Aim of the task:
Pick out the lines containing "thumbs".

╔══

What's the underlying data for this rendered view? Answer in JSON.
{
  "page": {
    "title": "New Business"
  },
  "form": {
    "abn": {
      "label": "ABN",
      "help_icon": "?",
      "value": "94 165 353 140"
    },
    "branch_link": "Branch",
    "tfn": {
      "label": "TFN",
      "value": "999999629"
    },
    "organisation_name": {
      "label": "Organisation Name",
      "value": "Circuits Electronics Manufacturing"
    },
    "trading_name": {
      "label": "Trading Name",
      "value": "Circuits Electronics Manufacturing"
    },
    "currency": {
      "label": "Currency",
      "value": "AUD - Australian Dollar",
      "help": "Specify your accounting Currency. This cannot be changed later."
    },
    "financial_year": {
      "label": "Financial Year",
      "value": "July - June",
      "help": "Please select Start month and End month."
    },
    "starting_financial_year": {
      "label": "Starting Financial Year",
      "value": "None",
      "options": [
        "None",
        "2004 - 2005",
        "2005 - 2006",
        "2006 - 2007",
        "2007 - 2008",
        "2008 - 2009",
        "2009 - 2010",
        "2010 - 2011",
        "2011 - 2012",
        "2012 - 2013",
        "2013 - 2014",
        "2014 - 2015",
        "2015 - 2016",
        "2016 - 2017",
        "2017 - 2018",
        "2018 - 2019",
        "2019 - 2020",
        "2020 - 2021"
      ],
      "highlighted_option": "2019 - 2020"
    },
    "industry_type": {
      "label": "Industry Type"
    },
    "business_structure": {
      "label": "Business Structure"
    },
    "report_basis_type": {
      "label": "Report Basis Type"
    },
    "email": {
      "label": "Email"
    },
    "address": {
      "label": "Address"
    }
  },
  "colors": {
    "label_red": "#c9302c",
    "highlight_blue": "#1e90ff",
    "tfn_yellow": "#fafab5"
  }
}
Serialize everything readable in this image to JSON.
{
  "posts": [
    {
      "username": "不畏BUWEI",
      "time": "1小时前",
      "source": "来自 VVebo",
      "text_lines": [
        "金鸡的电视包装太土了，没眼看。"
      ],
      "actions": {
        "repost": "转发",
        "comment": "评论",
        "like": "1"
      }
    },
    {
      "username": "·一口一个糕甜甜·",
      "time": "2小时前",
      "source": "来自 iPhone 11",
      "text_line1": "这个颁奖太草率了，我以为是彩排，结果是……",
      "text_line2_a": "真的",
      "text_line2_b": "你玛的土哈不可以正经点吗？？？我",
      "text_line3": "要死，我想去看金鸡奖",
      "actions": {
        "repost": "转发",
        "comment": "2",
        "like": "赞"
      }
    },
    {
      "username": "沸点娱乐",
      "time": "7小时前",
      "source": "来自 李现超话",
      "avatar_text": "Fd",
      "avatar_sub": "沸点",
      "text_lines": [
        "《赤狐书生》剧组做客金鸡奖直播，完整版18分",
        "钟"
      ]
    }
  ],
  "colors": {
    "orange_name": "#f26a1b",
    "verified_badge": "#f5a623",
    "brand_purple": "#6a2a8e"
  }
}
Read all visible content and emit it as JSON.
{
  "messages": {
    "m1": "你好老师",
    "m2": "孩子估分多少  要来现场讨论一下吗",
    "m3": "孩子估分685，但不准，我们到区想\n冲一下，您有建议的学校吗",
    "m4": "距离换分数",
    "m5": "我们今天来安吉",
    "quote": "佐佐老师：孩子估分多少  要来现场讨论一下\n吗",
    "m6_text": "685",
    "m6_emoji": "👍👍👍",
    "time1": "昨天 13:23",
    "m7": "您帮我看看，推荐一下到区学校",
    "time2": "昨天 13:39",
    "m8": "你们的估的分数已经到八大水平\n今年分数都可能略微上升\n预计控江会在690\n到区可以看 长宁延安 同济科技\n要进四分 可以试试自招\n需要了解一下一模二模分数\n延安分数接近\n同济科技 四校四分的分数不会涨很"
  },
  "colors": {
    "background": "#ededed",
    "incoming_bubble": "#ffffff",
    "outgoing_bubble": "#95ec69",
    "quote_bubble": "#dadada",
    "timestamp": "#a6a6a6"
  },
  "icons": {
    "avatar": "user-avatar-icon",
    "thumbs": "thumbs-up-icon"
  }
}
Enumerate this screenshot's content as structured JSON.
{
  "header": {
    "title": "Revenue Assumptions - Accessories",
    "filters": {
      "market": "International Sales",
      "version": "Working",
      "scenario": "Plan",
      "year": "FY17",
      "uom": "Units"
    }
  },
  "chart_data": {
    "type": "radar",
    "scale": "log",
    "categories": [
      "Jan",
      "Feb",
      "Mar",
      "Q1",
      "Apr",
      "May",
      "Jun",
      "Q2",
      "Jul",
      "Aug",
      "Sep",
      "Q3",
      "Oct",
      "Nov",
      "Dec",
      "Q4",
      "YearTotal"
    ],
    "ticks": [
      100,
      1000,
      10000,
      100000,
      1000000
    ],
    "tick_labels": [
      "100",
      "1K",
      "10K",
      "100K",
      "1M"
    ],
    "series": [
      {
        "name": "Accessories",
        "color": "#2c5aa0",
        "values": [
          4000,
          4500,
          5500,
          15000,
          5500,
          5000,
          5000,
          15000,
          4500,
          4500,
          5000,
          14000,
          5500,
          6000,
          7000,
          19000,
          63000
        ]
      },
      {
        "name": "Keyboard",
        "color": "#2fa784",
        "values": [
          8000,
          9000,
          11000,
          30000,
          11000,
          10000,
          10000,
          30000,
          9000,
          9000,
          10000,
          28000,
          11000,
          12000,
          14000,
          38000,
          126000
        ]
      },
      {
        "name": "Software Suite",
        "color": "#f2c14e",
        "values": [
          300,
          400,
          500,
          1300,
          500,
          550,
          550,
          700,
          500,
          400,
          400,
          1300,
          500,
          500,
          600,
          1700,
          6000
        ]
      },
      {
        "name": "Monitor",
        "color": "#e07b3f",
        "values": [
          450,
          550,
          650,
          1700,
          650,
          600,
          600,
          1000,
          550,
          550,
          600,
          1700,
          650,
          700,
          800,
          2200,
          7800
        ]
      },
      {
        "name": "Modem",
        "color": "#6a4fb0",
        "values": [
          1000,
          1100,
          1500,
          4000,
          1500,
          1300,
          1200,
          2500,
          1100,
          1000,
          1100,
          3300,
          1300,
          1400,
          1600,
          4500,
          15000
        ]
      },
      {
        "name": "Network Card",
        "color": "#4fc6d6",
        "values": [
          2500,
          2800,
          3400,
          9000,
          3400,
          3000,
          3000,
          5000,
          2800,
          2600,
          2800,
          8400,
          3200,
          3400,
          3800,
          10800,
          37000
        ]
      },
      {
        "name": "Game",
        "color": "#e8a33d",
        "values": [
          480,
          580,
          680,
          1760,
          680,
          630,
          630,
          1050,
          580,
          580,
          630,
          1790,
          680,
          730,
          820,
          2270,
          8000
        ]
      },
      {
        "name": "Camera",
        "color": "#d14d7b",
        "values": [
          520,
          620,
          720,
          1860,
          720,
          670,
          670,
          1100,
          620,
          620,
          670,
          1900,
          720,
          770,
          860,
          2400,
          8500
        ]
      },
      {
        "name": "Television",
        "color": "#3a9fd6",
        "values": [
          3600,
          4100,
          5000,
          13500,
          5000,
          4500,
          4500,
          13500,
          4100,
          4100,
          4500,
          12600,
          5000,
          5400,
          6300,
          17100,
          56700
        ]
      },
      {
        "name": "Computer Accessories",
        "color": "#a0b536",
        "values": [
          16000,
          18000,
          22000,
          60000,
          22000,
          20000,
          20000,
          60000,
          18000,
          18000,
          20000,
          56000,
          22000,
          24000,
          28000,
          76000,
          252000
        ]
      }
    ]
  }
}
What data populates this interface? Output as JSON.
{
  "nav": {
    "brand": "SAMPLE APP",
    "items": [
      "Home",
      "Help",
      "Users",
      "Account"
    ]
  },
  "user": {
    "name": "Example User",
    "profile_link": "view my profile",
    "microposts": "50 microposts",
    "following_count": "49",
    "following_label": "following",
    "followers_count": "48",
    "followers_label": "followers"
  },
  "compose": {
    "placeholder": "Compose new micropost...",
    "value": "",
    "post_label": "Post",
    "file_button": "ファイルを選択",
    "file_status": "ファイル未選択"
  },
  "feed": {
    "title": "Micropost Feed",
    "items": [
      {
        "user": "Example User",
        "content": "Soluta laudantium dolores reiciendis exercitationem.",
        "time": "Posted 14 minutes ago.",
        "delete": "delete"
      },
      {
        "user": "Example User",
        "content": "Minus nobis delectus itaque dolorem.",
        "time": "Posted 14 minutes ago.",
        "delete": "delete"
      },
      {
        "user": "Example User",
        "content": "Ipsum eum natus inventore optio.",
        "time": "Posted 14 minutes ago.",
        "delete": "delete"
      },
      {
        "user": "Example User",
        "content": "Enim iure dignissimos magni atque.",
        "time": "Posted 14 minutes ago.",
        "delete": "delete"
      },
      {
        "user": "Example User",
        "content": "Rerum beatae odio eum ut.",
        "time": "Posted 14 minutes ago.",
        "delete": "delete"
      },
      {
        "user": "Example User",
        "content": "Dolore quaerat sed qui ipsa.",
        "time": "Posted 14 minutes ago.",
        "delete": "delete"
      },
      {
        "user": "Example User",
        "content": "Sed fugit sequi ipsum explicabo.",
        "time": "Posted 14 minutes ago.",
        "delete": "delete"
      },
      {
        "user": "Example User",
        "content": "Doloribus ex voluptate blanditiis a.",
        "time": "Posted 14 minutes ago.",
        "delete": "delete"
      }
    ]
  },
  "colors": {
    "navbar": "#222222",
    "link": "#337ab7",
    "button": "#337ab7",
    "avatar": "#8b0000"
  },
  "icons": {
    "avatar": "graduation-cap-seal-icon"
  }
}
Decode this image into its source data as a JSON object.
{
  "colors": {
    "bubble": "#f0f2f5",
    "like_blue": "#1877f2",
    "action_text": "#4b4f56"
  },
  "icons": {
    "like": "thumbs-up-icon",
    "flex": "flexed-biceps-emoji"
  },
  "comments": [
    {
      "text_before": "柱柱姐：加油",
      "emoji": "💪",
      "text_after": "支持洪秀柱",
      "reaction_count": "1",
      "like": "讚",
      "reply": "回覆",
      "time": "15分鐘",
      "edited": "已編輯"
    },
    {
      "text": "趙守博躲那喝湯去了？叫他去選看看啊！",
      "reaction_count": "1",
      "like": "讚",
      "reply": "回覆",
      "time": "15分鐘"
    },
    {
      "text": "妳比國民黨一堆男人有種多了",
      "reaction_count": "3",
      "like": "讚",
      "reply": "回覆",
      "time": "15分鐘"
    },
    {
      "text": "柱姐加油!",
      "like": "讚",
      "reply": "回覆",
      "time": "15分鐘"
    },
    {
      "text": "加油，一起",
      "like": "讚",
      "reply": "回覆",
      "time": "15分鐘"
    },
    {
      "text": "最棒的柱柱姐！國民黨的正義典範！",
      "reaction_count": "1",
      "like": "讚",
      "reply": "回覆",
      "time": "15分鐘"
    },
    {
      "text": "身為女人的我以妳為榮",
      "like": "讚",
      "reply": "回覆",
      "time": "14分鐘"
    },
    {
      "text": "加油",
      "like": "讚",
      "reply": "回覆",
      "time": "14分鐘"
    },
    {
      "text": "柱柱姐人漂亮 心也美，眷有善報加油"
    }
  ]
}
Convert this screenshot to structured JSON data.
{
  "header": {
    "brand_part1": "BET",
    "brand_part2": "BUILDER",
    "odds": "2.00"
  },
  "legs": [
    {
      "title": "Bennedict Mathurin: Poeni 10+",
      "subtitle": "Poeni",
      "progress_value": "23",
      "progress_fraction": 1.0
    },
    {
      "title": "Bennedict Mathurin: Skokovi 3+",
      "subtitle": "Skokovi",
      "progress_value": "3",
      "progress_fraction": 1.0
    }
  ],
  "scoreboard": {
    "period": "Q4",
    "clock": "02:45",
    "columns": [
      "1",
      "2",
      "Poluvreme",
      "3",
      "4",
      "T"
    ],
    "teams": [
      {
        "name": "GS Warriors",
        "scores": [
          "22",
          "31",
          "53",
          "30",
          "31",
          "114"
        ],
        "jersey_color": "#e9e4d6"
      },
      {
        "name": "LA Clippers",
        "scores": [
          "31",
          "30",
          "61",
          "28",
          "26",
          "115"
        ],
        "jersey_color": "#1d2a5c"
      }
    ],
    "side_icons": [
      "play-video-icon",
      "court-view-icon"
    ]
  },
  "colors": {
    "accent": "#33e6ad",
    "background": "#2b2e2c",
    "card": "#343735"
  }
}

╚══

Solution for this exercise:
    "thumbs": "thumbs-up-icon"
    "like": "thumbs-up-icon",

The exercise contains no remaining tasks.